### STATED PROBLEM
Word for word, set down the records and skip each picture.

(Records from a data source)
..........

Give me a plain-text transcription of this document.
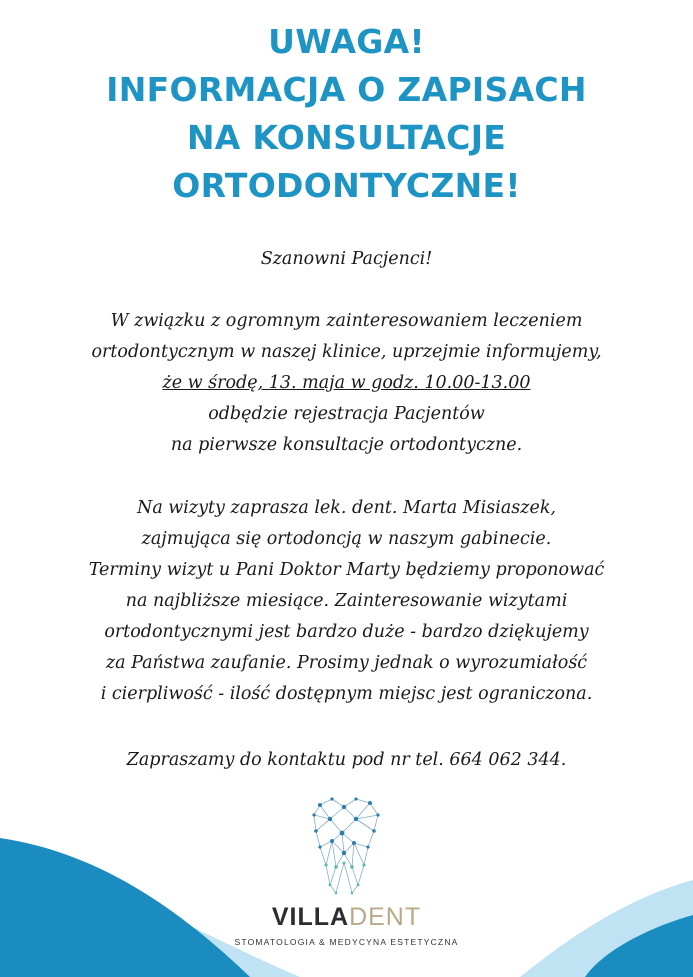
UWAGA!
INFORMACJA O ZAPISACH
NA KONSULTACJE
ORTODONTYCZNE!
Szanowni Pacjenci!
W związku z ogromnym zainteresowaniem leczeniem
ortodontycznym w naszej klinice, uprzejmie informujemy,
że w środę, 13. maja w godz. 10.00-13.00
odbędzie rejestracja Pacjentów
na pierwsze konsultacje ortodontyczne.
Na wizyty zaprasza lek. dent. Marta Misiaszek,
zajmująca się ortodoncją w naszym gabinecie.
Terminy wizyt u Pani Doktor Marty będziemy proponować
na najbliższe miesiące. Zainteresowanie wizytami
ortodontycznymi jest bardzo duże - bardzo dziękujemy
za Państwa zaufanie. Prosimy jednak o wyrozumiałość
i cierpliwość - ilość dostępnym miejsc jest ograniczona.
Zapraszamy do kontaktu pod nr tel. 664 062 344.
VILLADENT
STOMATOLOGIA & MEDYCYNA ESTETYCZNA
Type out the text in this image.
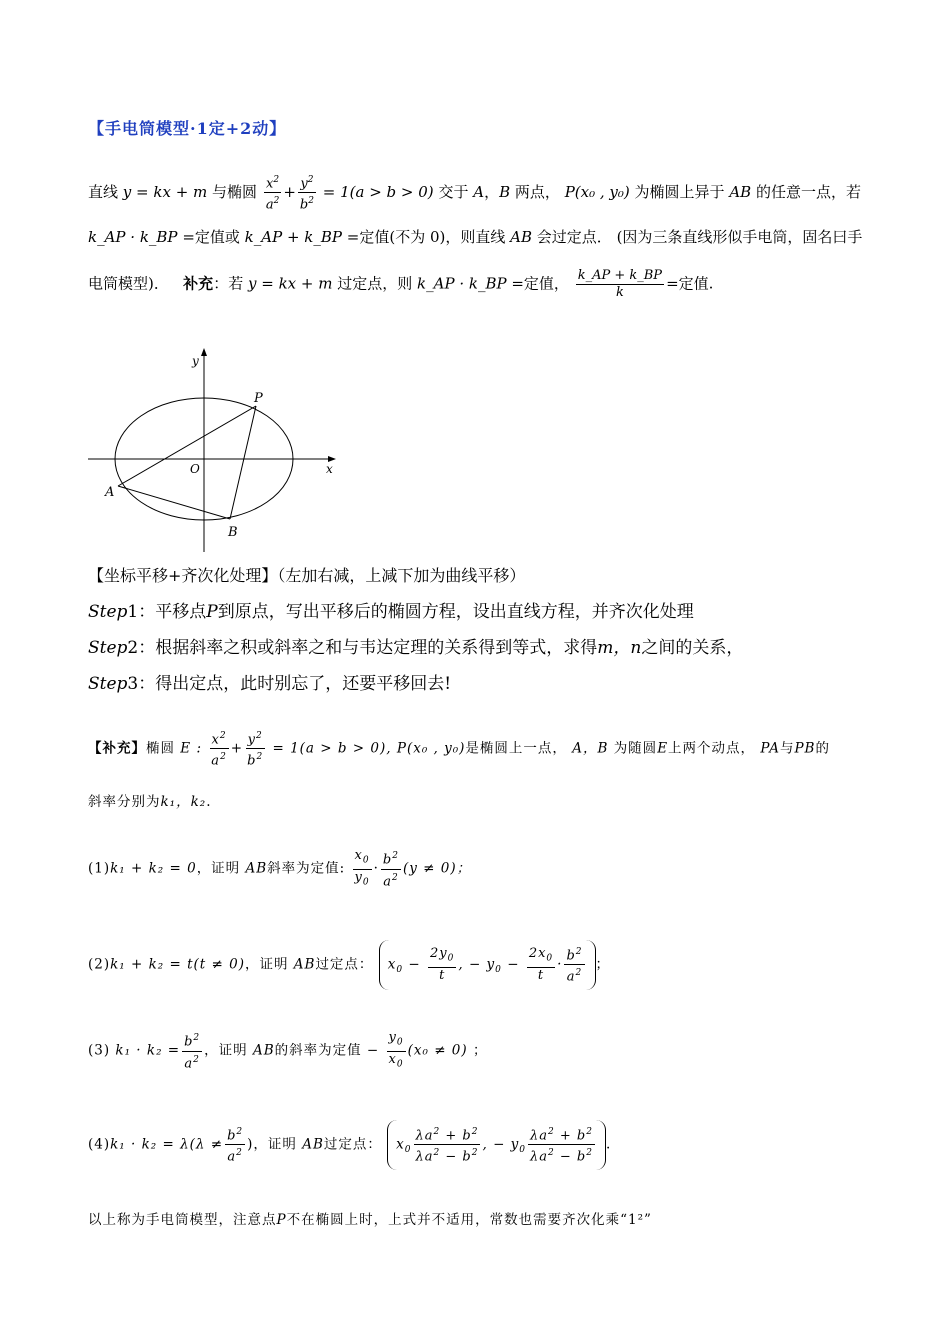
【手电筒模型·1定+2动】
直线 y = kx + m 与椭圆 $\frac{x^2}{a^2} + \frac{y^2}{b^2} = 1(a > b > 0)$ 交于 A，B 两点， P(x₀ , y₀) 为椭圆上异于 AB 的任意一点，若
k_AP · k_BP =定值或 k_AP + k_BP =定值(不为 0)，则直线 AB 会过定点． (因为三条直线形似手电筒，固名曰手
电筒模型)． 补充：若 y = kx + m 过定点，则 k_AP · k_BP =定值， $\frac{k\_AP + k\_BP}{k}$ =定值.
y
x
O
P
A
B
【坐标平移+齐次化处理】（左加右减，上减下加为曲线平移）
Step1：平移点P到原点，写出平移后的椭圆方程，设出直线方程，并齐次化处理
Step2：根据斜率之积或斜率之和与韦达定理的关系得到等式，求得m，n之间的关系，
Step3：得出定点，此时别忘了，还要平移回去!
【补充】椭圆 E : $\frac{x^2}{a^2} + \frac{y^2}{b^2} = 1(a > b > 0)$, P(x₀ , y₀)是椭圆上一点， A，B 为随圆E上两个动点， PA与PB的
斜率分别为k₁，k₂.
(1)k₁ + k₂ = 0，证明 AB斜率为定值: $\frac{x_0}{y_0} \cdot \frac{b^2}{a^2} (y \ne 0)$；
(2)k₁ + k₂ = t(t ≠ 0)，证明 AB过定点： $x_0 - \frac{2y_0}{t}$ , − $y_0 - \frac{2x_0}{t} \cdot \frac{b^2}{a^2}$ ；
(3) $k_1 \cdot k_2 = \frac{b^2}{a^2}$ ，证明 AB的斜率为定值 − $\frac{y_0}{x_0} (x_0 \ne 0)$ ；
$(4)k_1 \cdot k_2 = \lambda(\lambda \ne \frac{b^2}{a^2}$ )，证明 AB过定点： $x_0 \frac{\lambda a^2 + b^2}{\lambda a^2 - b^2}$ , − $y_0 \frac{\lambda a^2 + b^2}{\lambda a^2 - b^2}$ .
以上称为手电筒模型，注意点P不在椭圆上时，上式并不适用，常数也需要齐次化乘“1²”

..........

### WORKED ANSWER
Give me a plain-text transcription of this document.
UWAGA!
INFORMACJA O ZAPISACH
NA KONSULTACJE
ORTODONTYCZNE!
Szanowni Pacjenci!
W związku z ogromnym zainteresowaniem leczeniem
ortodontycznym w naszej klinice, uprzejmie informujemy,
że w środę, 13. maja w godz. 10.00-13.00
odbędzie rejestracja Pacjentów
na pierwsze konsultacje ortodontyczne.
Na wizyty zaprasza lek. dent. Marta Misiaszek,
zajmująca się ortodoncją w naszym gabinecie.
Terminy wizyt u Pani Doktor Marty będziemy proponować
na najbliższe miesiące. Zainteresowanie wizytami
ortodontycznymi jest bardzo duże - bardzo dziękujemy
za Państwa zaufanie. Prosimy jednak o wyrozumiałość
i cierpliwość - ilość dostępnym miejsc jest ograniczona.
Zapraszamy do kontaktu pod nr tel. 664 062 344.
VILLADENT
STOMATOLOGIA & MEDYCYNA ESTETYCZNA
Type out the text in this image.
【手电筒模型·1定+2动】
直线 y = kx + m 与椭圆 $\frac{x^2}{a^2} + \frac{y^2}{b^2} = 1(a > b > 0)$ 交于 A，B 两点， P(x₀ , y₀) 为椭圆上异于 AB 的任意一点，若
k_AP · k_BP =定值或 k_AP + k_BP =定值(不为 0)，则直线 AB 会过定点． (因为三条直线形似手电筒，固名曰手
电筒模型)． 补充：若 y = kx + m 过定点，则 k_AP · k_BP =定值， $\frac{k\_AP + k\_BP}{k}$ =定值.
y
x
O
P
A
B
【坐标平移+齐次化处理】（左加右减，上减下加为曲线平移）
Step1：平移点P到原点，写出平移后的椭圆方程，设出直线方程，并齐次化处理
Step2：根据斜率之积或斜率之和与韦达定理的关系得到等式，求得m，n之间的关系，
Step3：得出定点，此时别忘了，还要平移回去!
【补充】椭圆 E : $\frac{x^2}{a^2} + \frac{y^2}{b^2} = 1(a > b > 0)$, P(x₀ , y₀)是椭圆上一点， A，B 为随圆E上两个动点， PA与PB的
斜率分别为k₁，k₂.
(1)k₁ + k₂ = 0，证明 AB斜率为定值: $\frac{x_0}{y_0} \cdot \frac{b^2}{a^2} (y \ne 0)$；
(2)k₁ + k₂ = t(t ≠ 0)，证明 AB过定点： $x_0 - \frac{2y_0}{t}$ , − $y_0 - \frac{2x_0}{t} \cdot \frac{b^2}{a^2}$ ；
(3) $k_1 \cdot k_2 = \frac{b^2}{a^2}$ ，证明 AB的斜率为定值 − $\frac{y_0}{x_0} (x_0 \ne 0)$ ；
$(4)k_1 \cdot k_2 = \lambda(\lambda \ne \frac{b^2}{a^2}$ )，证明 AB过定点： $x_0 \frac{\lambda a^2 + b^2}{\lambda a^2 - b^2}$ , − $y_0 \frac{\lambda a^2 + b^2}{\lambda a^2 - b^2}$ .
以上称为手电筒模型，注意点P不在椭圆上时，上式并不适用，常数也需要齐次化乘“1²”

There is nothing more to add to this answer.